Write every record out again exactly as given.

## RECORDS FOR PROCESSING:

[start]

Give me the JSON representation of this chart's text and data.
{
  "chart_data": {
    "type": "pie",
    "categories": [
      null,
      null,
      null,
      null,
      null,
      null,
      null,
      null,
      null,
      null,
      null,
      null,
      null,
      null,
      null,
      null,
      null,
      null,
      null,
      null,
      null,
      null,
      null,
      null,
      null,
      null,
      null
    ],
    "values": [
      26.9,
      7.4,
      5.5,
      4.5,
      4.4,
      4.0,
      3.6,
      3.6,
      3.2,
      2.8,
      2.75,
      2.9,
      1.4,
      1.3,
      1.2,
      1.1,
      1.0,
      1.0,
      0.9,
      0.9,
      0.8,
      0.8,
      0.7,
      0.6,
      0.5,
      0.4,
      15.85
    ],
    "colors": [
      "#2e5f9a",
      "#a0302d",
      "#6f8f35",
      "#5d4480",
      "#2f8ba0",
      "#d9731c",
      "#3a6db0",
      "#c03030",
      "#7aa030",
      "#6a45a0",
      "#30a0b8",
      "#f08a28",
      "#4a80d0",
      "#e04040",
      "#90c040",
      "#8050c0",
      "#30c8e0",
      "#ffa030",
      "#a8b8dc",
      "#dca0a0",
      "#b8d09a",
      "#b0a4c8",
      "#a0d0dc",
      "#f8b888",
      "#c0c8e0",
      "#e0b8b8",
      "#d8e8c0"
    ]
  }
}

[end]

## TASK OUTPUT:
Give me the JSON representation of this chart's text and data.
{
  "chart_data": {
    "type": "pie",
    "categories": [
      null,
      null,
      null,
      null,
      null,
      null,
      null,
      null,
      null,
      null,
      null,
      null,
      null,
      null,
      null,
      null,
      null,
      null,
      null,
      null,
      null,
      null,
      null,
      null,
      null,
      null,
      null
    ],
    "values": [
      26.9,
      7.4,
      5.5,
      4.5,
      4.4,
      4.0,
      3.6,
      3.6,
      3.2,
      2.8,
      2.75,
      2.9,
      1.4,
      1.3,
      1.2,
      1.1,
      1.0,
      1.0,
      0.9,
      0.9,
      0.8,
      0.8,
      0.7,
      0.6,
      0.5,
      0.4,
      15.85
    ],
    "colors": [
      "#2e5f9a",
      "#a0302d",
      "#6f8f35",
      "#5d4480",
      "#2f8ba0",
      "#d9731c",
      "#3a6db0",
      "#c03030",
      "#7aa030",
      "#6a45a0",
      "#30a0b8",
      "#f08a28",
      "#4a80d0",
      "#e04040",
      "#90c040",
      "#8050c0",
      "#30c8e0",
      "#ffa030",
      "#a8b8dc",
      "#dca0a0",
      "#b8d09a",
      "#b0a4c8",
      "#a0d0dc",
      "#f8b888",
      "#c0c8e0",
      "#e0b8b8",
      "#d8e8c0"
    ]
  }
}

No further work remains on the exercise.